Write the records below out in full, character for character, with no pictures.

===============

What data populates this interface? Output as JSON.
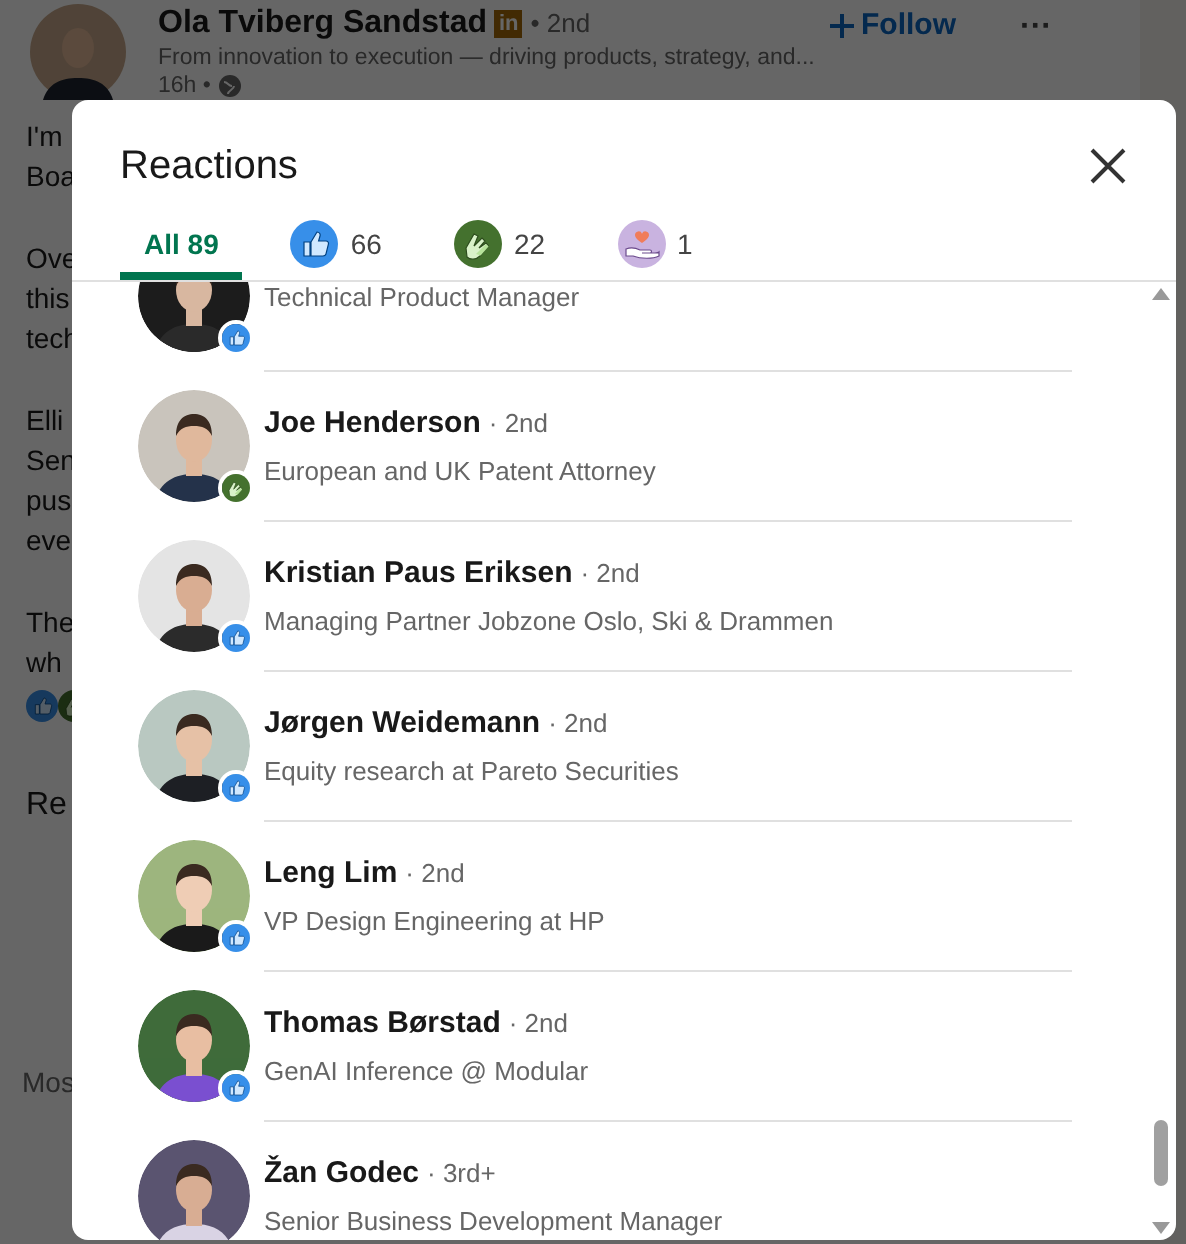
{
  "post": {
    "author": "Ola Tviberg Sandstad",
    "badge": "in",
    "degree": "• 2nd",
    "headline": "From innovation to execution — driving products, strategy, and...",
    "time": "16h •",
    "follow": "Follow",
    "more": "···",
    "text_fragments": [
      [
        "I'm",
        "Boa"
      ],
      [
        "Ove",
        "this",
        "tech"
      ],
      [
        "Elli",
        "Sen",
        "pus",
        "eve"
      ],
      [
        "The",
        "wh"
      ]
    ],
    "reactions_heading": "Re",
    "most_heading": "Mos"
  },
  "modal": {
    "title": "Reactions",
    "tabs": [
      {
        "kind": "all",
        "label": "All 89",
        "selected": true
      },
      {
        "kind": "like",
        "label": "66",
        "selected": false
      },
      {
        "kind": "celebrate",
        "label": "22",
        "selected": false
      },
      {
        "kind": "support",
        "label": "1",
        "selected": false
      }
    ],
    "people": [
      {
        "subtitle": "Technical Product Manager",
        "kind": "like"
      },
      {
        "name": "Joe Henderson",
        "degree": "· 2nd",
        "subtitle": "European and UK Patent Attorney",
        "kind": "celebrate"
      },
      {
        "name": "Kristian Paus Eriksen",
        "degree": "· 2nd",
        "subtitle": "Managing Partner Jobzone Oslo, Ski & Drammen",
        "kind": "like"
      },
      {
        "name": "Jørgen Weidemann",
        "degree": "· 2nd",
        "subtitle": "Equity research at Pareto Securities",
        "kind": "like"
      },
      {
        "name": "Leng Lim",
        "degree": "· 2nd",
        "subtitle": "VP Design Engineering at HP",
        "kind": "like"
      },
      {
        "name": "Thomas Børstad",
        "degree": "· 2nd",
        "subtitle": "GenAI Inference @ Modular",
        "kind": "like"
      },
      {
        "name": "Žan Godec",
        "degree": "· 3rd+",
        "subtitle": "Senior Business Development Manager"
      }
    ]
  }
}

===============

The solution -
What data populates this interface? Output as JSON.
{
  "post": {
    "author": "Ola Tviberg Sandstad",
    "badge": "in",
    "degree": "• 2nd",
    "headline": "From innovation to execution — driving products, strategy, and...",
    "time": "16h •",
    "follow": "Follow",
    "more": "···",
    "text_fragments": [
      [
        "I'm",
        "Boa"
      ],
      [
        "Ove",
        "this",
        "tech"
      ],
      [
        "Elli",
        "Sen",
        "pus",
        "eve"
      ],
      [
        "The",
        "wh"
      ]
    ],
    "reactions_heading": "Re",
    "most_heading": "Mos"
  },
  "modal": {
    "title": "Reactions",
    "tabs": [
      {
        "kind": "all",
        "label": "All 89",
        "selected": true
      },
      {
        "kind": "like",
        "label": "66",
        "selected": false
      },
      {
        "kind": "celebrate",
        "label": "22",
        "selected": false
      },
      {
        "kind": "support",
        "label": "1",
        "selected": false
      }
    ],
    "people": [
      {
        "subtitle": "Technical Product Manager",
        "kind": "like"
      },
      {
        "name": "Joe Henderson",
        "degree": "· 2nd",
        "subtitle": "European and UK Patent Attorney",
        "kind": "celebrate"
      },
      {
        "name": "Kristian Paus Eriksen",
        "degree": "· 2nd",
        "subtitle": "Managing Partner Jobzone Oslo, Ski & Drammen",
        "kind": "like"
      },
      {
        "name": "Jørgen Weidemann",
        "degree": "· 2nd",
        "subtitle": "Equity research at Pareto Securities",
        "kind": "like"
      },
      {
        "name": "Leng Lim",
        "degree": "· 2nd",
        "subtitle": "VP Design Engineering at HP",
        "kind": "like"
      },
      {
        "name": "Thomas Børstad",
        "degree": "· 2nd",
        "subtitle": "GenAI Inference @ Modular",
        "kind": "like"
      },
      {
        "name": "Žan Godec",
        "degree": "· 3rd+",
        "subtitle": "Senior Business Development Manager"
      }
    ]
  }
}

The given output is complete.